▶ INFORMATION GIVEN:
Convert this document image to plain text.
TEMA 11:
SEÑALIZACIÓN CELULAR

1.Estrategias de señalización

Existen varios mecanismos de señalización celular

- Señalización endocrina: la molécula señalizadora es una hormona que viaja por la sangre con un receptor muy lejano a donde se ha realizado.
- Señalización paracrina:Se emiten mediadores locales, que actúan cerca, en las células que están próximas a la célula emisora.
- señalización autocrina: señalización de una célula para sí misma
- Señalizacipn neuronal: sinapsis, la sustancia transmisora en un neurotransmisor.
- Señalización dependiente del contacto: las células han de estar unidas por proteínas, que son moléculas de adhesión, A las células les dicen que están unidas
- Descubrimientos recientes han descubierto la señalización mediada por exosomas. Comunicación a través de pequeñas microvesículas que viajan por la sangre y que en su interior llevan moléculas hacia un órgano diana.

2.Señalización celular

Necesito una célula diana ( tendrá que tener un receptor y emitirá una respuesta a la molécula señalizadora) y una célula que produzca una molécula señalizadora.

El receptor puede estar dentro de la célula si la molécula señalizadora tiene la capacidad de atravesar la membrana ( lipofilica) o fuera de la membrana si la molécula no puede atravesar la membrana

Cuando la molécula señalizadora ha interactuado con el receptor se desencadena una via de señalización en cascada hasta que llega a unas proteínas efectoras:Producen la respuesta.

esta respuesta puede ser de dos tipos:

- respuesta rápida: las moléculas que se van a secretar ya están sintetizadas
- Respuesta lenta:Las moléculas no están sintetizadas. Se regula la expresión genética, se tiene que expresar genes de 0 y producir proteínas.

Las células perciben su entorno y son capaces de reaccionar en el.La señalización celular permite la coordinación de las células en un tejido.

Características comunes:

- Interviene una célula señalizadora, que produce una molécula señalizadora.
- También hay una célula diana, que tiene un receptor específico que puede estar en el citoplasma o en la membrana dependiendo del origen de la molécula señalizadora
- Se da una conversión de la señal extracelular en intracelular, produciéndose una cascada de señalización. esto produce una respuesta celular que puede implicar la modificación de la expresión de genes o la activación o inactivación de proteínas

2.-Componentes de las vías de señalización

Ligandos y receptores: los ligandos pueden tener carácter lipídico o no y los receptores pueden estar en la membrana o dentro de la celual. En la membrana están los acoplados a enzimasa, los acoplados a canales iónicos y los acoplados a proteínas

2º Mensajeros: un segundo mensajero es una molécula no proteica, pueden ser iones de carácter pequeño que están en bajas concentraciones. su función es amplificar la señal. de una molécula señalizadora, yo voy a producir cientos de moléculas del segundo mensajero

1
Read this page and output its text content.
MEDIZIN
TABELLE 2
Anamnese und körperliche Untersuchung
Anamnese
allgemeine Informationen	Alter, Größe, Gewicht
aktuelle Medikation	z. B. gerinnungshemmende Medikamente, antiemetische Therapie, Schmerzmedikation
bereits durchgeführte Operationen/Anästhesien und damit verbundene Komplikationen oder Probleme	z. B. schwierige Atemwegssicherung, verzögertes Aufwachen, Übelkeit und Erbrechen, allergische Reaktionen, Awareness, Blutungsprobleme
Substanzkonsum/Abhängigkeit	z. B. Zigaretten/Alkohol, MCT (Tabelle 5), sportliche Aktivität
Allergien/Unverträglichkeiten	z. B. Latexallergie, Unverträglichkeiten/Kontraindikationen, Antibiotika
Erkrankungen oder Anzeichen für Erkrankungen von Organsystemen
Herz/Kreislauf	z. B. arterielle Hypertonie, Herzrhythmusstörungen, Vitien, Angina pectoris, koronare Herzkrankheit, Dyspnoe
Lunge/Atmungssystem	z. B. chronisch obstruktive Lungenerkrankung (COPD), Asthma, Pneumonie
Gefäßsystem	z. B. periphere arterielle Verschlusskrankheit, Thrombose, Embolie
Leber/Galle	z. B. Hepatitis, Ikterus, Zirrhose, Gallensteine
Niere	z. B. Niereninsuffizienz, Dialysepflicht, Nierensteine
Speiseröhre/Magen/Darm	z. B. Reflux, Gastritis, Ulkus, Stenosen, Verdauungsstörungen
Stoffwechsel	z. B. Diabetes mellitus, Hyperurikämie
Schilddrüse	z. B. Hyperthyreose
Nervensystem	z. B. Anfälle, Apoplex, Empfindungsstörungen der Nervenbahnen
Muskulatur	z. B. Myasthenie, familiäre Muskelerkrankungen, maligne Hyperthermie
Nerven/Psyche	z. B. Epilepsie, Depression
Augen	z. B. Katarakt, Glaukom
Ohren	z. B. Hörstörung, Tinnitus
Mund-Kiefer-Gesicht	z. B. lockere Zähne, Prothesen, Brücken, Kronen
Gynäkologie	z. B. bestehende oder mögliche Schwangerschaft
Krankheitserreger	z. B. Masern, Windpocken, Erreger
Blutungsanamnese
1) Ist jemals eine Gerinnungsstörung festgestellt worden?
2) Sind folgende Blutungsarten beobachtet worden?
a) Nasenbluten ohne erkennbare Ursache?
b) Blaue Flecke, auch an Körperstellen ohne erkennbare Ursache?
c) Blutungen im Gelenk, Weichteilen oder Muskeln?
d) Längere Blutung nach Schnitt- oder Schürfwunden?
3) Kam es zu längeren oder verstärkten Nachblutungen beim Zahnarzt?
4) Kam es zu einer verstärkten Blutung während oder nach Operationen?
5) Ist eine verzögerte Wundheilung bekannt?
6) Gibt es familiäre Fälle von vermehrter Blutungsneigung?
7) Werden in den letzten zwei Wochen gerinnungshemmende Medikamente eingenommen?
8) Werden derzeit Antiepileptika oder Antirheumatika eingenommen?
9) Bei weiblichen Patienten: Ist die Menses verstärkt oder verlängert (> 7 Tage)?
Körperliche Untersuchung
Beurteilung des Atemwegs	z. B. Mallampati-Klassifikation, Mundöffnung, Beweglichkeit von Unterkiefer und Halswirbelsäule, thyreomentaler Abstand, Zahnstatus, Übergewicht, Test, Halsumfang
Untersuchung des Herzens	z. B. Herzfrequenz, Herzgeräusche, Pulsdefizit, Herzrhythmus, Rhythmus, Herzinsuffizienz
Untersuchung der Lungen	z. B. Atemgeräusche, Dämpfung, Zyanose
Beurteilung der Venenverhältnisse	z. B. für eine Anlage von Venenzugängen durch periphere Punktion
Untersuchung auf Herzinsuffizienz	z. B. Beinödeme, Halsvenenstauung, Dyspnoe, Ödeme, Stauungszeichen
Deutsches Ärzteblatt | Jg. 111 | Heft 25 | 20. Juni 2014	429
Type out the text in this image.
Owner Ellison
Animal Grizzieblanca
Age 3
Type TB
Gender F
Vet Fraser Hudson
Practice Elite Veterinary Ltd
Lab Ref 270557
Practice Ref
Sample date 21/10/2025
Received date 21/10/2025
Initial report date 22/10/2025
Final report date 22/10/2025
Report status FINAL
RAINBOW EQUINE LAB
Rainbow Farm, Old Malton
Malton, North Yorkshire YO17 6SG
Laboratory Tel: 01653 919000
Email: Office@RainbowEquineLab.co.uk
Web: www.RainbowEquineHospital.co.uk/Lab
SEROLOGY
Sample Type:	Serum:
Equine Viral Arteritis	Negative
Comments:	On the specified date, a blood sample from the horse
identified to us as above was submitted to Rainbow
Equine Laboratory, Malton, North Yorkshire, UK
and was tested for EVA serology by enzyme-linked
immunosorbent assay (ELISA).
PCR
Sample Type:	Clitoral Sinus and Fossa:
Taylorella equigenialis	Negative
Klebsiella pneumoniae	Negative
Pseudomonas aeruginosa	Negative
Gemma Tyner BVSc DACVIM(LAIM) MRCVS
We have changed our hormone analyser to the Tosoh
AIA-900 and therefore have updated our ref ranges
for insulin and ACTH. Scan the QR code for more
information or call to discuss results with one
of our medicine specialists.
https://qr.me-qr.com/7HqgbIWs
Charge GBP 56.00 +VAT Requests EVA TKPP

▶ WHAT NEEDS TO BE DONE: Using the records above, filter out every line that lacks the string "Practice" and copy the rest.

▶ ANSWER TO THIS TASK:
Practice Elite Veterinary Ltd
Practice Ref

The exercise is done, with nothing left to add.